# start of RECORDS FOR THE EXERCISE

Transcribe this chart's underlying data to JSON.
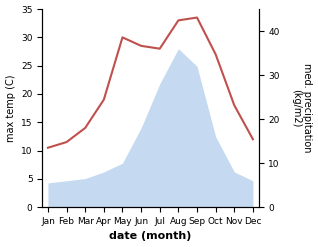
{
  "months": [
    "Jan",
    "Feb",
    "Mar",
    "Apr",
    "May",
    "Jun",
    "Jul",
    "Aug",
    "Sep",
    "Oct",
    "Nov",
    "Dec"
  ],
  "temperature": [
    10.5,
    11.5,
    14.0,
    19.0,
    30.0,
    28.5,
    28.0,
    33.0,
    33.5,
    27.0,
    18.0,
    12.0
  ],
  "precipitation": [
    5.5,
    6.0,
    6.5,
    8.0,
    10.0,
    18.0,
    28.0,
    36.0,
    32.0,
    16.0,
    8.0,
    6.0
  ],
  "temp_color": "#c0504d",
  "precip_fill_color": "#c5d9f1",
  "ylabel_left": "max temp (C)",
  "ylabel_right": "med. precipitation\n(kg/m2)",
  "xlabel": "date (month)",
  "ylim_left": [
    0,
    35
  ],
  "ylim_right": [
    0,
    45
  ],
  "yticks_left": [
    0,
    5,
    10,
    15,
    20,
    25,
    30,
    35
  ],
  "yticks_right": [
    0,
    10,
    20,
    30,
    40
  ],
  "bg_color": "#ffffff",
  "title_fontsize": 7,
  "axis_label_fontsize": 7,
  "tick_fontsize": 6.5
}
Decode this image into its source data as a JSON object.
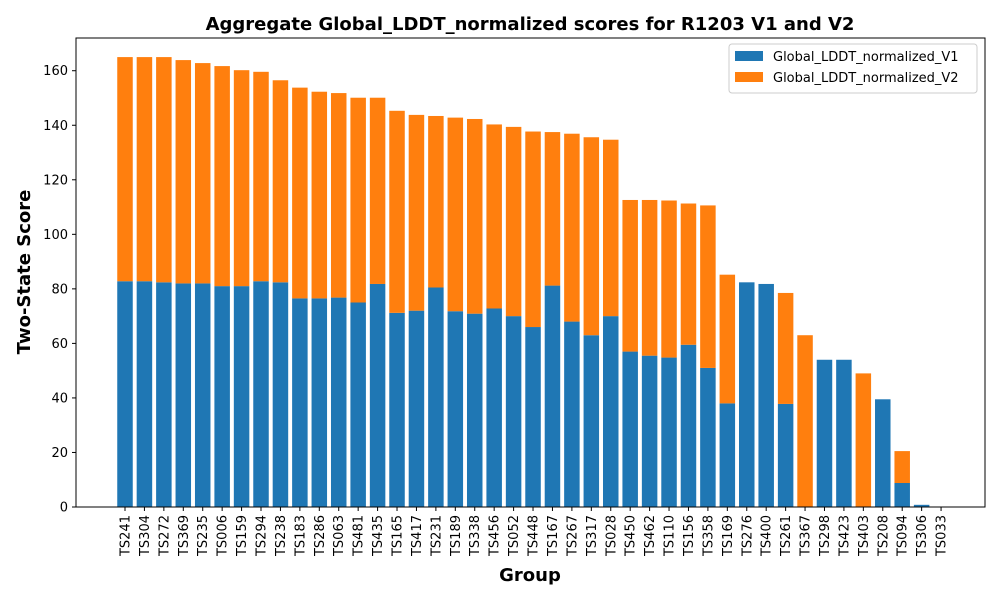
{
  "chart_data": {
    "type": "bar",
    "stacked": true,
    "title": "Aggregate Global_LDDT_normalized scores for R1203 V1 and V2",
    "xlabel": "Group",
    "ylabel": "Two-State Score",
    "ylim": [
      0,
      172
    ],
    "yticks": [
      0,
      20,
      40,
      60,
      80,
      100,
      120,
      140,
      160
    ],
    "legend_position": "top-right",
    "grid": false,
    "categories": [
      "TS241",
      "TS304",
      "TS272",
      "TS369",
      "TS235",
      "TS006",
      "TS159",
      "TS294",
      "TS238",
      "TS183",
      "TS286",
      "TS063",
      "TS481",
      "TS435",
      "TS165",
      "TS417",
      "TS231",
      "TS189",
      "TS338",
      "TS456",
      "TS052",
      "TS448",
      "TS167",
      "TS267",
      "TS317",
      "TS028",
      "TS450",
      "TS462",
      "TS110",
      "TS156",
      "TS358",
      "TS169",
      "TS276",
      "TS400",
      "TS261",
      "TS367",
      "TS298",
      "TS423",
      "TS403",
      "TS208",
      "TS094",
      "TS306",
      "TS033"
    ],
    "series": [
      {
        "name": "Global_LDDT_normalized_V1",
        "color": "#1f77b4",
        "values": [
          82.8,
          82.8,
          82.4,
          82.0,
          82.0,
          81.0,
          81.0,
          82.8,
          82.4,
          76.5,
          76.5,
          76.8,
          75.0,
          81.8,
          71.2,
          72.0,
          80.5,
          71.8,
          70.9,
          72.8,
          70.0,
          66.0,
          81.2,
          68.0,
          63.0,
          70.0,
          57.0,
          55.5,
          54.8,
          59.5,
          51.0,
          38.0,
          82.4,
          81.8,
          37.8,
          0,
          54.0,
          54.0,
          0,
          39.5,
          8.8,
          0.8,
          0
        ]
      },
      {
        "name": "Global_LDDT_normalized_V2",
        "color": "#ff7f0e",
        "values": [
          82.2,
          82.2,
          82.6,
          81.9,
          80.8,
          80.7,
          79.2,
          76.8,
          74.1,
          77.3,
          75.8,
          75.0,
          75.1,
          68.3,
          74.1,
          71.8,
          62.9,
          71.0,
          71.4,
          67.5,
          69.4,
          71.7,
          56.3,
          68.9,
          72.6,
          64.7,
          55.6,
          57.1,
          57.6,
          51.8,
          59.6,
          47.2,
          0,
          0,
          40.7,
          63.0,
          0,
          0,
          49.0,
          0,
          11.7,
          0,
          0
        ]
      }
    ]
  }
}
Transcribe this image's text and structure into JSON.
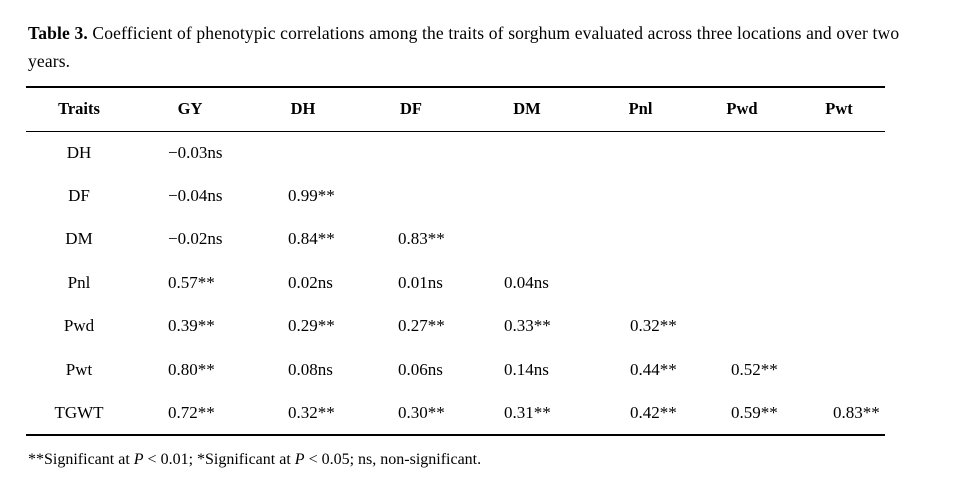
{
  "caption": {
    "label": "Table 3.",
    "text": "Coefficient of phenotypic correlations among the traits of sorghum evaluated across three locations and over two years."
  },
  "table": {
    "headers": [
      "Traits",
      "GY",
      "DH",
      "DF",
      "DM",
      "Pnl",
      "Pwd",
      "Pwt"
    ],
    "rows": [
      {
        "trait": "DH",
        "values": [
          "−0.03ns",
          "",
          "",
          "",
          "",
          "",
          ""
        ]
      },
      {
        "trait": "DF",
        "values": [
          "−0.04ns",
          "0.99**",
          "",
          "",
          "",
          "",
          ""
        ]
      },
      {
        "trait": "DM",
        "values": [
          "−0.02ns",
          "0.84**",
          "0.83**",
          "",
          "",
          "",
          ""
        ]
      },
      {
        "trait": "Pnl",
        "values": [
          "0.57**",
          "0.02ns",
          "0.01ns",
          "0.04ns",
          "",
          "",
          ""
        ]
      },
      {
        "trait": "Pwd",
        "values": [
          "0.39**",
          "0.29**",
          "0.27**",
          "0.33**",
          "0.32**",
          "",
          ""
        ]
      },
      {
        "trait": "Pwt",
        "values": [
          "0.80**",
          "0.08ns",
          "0.06ns",
          "0.14ns",
          "0.44**",
          "0.52**",
          ""
        ]
      },
      {
        "trait": "TGWT",
        "values": [
          "0.72**",
          "0.32**",
          "0.30**",
          "0.31**",
          "0.42**",
          "0.59**",
          "0.83**"
        ]
      }
    ]
  },
  "footnote": {
    "part1": "**Significant at ",
    "p1": "P",
    "part2": " < 0.01; *Significant at ",
    "p2": "P",
    "part3": " < 0.05; ns, non-significant."
  }
}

# end of RECORDS FOR THE EXERCISE

EXERCISE GOAL:
Identify each line of the material where the word "text" shows up, and copy it.

TASK RESULT:
Transcribe this image's text and structure into JSON.
    "text": "Coefficient of phenotypic correlations among the traits of sorghum evaluated across three locations and over two years."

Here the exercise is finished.